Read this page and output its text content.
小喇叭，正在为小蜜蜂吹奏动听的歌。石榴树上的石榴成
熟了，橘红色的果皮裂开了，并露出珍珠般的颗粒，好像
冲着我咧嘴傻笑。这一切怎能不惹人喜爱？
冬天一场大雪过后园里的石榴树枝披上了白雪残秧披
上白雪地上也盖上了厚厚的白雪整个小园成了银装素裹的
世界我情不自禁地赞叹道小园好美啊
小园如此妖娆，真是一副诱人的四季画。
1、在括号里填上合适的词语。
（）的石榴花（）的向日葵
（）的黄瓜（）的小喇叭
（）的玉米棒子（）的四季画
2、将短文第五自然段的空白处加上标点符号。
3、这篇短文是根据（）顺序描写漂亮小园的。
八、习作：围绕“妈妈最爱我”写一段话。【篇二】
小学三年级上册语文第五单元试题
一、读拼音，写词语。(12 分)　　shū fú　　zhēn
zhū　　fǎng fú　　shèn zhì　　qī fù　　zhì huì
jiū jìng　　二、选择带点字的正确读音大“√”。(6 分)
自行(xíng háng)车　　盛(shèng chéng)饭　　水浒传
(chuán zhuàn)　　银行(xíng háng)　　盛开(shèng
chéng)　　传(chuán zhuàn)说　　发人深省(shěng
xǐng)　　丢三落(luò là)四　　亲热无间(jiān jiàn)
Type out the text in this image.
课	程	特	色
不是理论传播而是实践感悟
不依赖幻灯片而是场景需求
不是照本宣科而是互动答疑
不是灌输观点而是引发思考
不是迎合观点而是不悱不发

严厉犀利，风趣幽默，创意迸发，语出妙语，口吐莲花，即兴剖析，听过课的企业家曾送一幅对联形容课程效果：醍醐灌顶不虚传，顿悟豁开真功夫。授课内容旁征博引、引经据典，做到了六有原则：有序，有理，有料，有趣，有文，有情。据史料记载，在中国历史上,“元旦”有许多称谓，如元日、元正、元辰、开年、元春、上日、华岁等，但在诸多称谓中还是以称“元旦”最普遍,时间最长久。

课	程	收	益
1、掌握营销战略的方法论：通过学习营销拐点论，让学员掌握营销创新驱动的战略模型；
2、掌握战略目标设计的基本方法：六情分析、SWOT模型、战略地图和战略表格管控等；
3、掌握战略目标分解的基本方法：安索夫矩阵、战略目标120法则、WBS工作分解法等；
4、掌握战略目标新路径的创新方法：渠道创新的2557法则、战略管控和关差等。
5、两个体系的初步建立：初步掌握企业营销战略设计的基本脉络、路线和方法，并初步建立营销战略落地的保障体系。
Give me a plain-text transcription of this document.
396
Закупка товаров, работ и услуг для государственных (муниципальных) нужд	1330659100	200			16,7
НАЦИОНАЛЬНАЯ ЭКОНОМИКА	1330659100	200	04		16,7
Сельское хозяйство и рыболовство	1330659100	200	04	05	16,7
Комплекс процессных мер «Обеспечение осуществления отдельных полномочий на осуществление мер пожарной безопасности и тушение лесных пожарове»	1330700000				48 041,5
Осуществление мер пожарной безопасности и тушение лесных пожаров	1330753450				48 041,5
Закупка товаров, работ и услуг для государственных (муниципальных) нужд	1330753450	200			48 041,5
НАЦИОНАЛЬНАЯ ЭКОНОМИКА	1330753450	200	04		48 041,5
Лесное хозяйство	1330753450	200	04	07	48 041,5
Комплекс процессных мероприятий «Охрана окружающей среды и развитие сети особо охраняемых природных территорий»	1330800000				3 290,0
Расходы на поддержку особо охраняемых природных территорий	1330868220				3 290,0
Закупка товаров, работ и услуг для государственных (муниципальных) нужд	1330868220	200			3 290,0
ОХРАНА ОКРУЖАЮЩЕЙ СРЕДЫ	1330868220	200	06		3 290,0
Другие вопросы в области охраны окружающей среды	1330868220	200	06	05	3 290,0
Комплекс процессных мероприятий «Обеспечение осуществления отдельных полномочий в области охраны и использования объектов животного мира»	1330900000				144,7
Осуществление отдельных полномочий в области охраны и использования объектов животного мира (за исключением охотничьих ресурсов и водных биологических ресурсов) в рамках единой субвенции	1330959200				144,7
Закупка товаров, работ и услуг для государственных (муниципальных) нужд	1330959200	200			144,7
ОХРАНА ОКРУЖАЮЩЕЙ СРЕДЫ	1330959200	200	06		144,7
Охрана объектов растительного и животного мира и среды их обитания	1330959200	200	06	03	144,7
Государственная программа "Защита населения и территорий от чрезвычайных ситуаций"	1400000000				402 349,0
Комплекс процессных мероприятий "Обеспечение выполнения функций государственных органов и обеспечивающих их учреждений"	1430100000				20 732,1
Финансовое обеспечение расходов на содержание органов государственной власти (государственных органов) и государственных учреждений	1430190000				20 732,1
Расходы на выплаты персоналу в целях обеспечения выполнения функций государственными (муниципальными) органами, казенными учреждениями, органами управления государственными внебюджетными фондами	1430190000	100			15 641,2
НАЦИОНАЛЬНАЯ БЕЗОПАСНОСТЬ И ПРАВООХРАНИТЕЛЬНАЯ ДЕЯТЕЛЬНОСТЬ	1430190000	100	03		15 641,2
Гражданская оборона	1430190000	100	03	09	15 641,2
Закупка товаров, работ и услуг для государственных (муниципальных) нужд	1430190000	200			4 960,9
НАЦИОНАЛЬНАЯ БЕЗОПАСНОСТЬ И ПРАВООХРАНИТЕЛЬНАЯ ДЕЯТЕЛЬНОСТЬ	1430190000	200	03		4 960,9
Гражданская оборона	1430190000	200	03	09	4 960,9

# # # #

What to produce: Type the material above out again, exactly.

Solution:
Read this page and output its text content.
小喇叭，正在为小蜜蜂吹奏动听的歌。石榴树上的石榴成
熟了，橘红色的果皮裂开了，并露出珍珠般的颗粒，好像
冲着我咧嘴傻笑。这一切怎能不惹人喜爱？
冬天一场大雪过后园里的石榴树枝披上了白雪残秧披
上白雪地上也盖上了厚厚的白雪整个小园成了银装素裹的
世界我情不自禁地赞叹道小园好美啊
小园如此妖娆，真是一副诱人的四季画。
1、在括号里填上合适的词语。
（）的石榴花（）的向日葵
（）的黄瓜（）的小喇叭
（）的玉米棒子（）的四季画
2、将短文第五自然段的空白处加上标点符号。
3、这篇短文是根据（）顺序描写漂亮小园的。
八、习作：围绕“妈妈最爱我”写一段话。【篇二】
小学三年级上册语文第五单元试题
一、读拼音，写词语。(12 分)　　shū fú　　zhēn
zhū　　fǎng fú　　shèn zhì　　qī fù　　zhì huì
jiū jìng　　二、选择带点字的正确读音大“√”。(6 分)
自行(xíng háng)车　　盛(shèng chéng)饭　　水浒传
(chuán zhuàn)　　银行(xíng háng)　　盛开(shèng
chéng)　　传(chuán zhuàn)说　　发人深省(shěng
xǐng)　　丢三落(luò là)四　　亲热无间(jiān jiàn)
Type out the text in this image.
课	程	特	色
不是理论传播而是实践感悟
不依赖幻灯片而是场景需求
不是照本宣科而是互动答疑
不是灌输观点而是引发思考
不是迎合观点而是不悱不发

严厉犀利，风趣幽默，创意迸发，语出妙语，口吐莲花，即兴剖析，听过课的企业家曾送一幅对联形容课程效果：醍醐灌顶不虚传，顿悟豁开真功夫。授课内容旁征博引、引经据典，做到了六有原则：有序，有理，有料，有趣，有文，有情。据史料记载，在中国历史上,“元旦”有许多称谓，如元日、元正、元辰、开年、元春、上日、华岁等，但在诸多称谓中还是以称“元旦”最普遍,时间最长久。

课	程	收	益
1、掌握营销战略的方法论：通过学习营销拐点论，让学员掌握营销创新驱动的战略模型；
2、掌握战略目标设计的基本方法：六情分析、SWOT模型、战略地图和战略表格管控等；
3、掌握战略目标分解的基本方法：安索夫矩阵、战略目标120法则、WBS工作分解法等；
4、掌握战略目标新路径的创新方法：渠道创新的2557法则、战略管控和关差等。
5、两个体系的初步建立：初步掌握企业营销战略设计的基本脉络、路线和方法，并初步建立营销战略落地的保障体系。
Give me a plain-text transcription of this document.
396
Закупка товаров, работ и услуг для государственных (муниципальных) нужд	1330659100	200			16,7
НАЦИОНАЛЬНАЯ ЭКОНОМИКА	1330659100	200	04		16,7
Сельское хозяйство и рыболовство	1330659100	200	04	05	16,7
Комплекс процессных мер «Обеспечение осуществления отдельных полномочий на осуществление мер пожарной безопасности и тушение лесных пожарове»	1330700000				48 041,5
Осуществление мер пожарной безопасности и тушение лесных пожаров	1330753450				48 041,5
Закупка товаров, работ и услуг для государственных (муниципальных) нужд	1330753450	200			48 041,5
НАЦИОНАЛЬНАЯ ЭКОНОМИКА	1330753450	200	04		48 041,5
Лесное хозяйство	1330753450	200	04	07	48 041,5
Комплекс процессных мероприятий «Охрана окружающей среды и развитие сети особо охраняемых природных территорий»	1330800000				3 290,0
Расходы на поддержку особо охраняемых природных территорий	1330868220				3 290,0
Закупка товаров, работ и услуг для государственных (муниципальных) нужд	1330868220	200			3 290,0
ОХРАНА ОКРУЖАЮЩЕЙ СРЕДЫ	1330868220	200	06		3 290,0
Другие вопросы в области охраны окружающей среды	1330868220	200	06	05	3 290,0
Комплекс процессных мероприятий «Обеспечение осуществления отдельных полномочий в области охраны и использования объектов животного мира»	1330900000				144,7
Осуществление отдельных полномочий в области охраны и использования объектов животного мира (за исключением охотничьих ресурсов и водных биологических ресурсов) в рамках единой субвенции	1330959200				144,7
Закупка товаров, работ и услуг для государственных (муниципальных) нужд	1330959200	200			144,7
ОХРАНА ОКРУЖАЮЩЕЙ СРЕДЫ	1330959200	200	06		144,7
Охрана объектов растительного и животного мира и среды их обитания	1330959200	200	06	03	144,7
Государственная программа "Защита населения и территорий от чрезвычайных ситуаций"	1400000000				402 349,0
Комплекс процессных мероприятий "Обеспечение выполнения функций государственных органов и обеспечивающих их учреждений"	1430100000				20 732,1
Финансовое обеспечение расходов на содержание органов государственной власти (государственных органов) и государственных учреждений	1430190000				20 732,1
Расходы на выплаты персоналу в целях обеспечения выполнения функций государственными (муниципальными) органами, казенными учреждениями, органами управления государственными внебюджетными фондами	1430190000	100			15 641,2
НАЦИОНАЛЬНАЯ БЕЗОПАСНОСТЬ И ПРАВООХРАНИТЕЛЬНАЯ ДЕЯТЕЛЬНОСТЬ	1430190000	100	03		15 641,2
Гражданская оборона	1430190000	100	03	09	15 641,2
Закупка товаров, работ и услуг для государственных (муниципальных) нужд	1430190000	200			4 960,9
НАЦИОНАЛЬНАЯ БЕЗОПАСНОСТЬ И ПРАВООХРАНИТЕЛЬНАЯ ДЕЯТЕЛЬНОСТЬ	1430190000	200	03		4 960,9
Гражданская оборона	1430190000	200	03	09	4 960,9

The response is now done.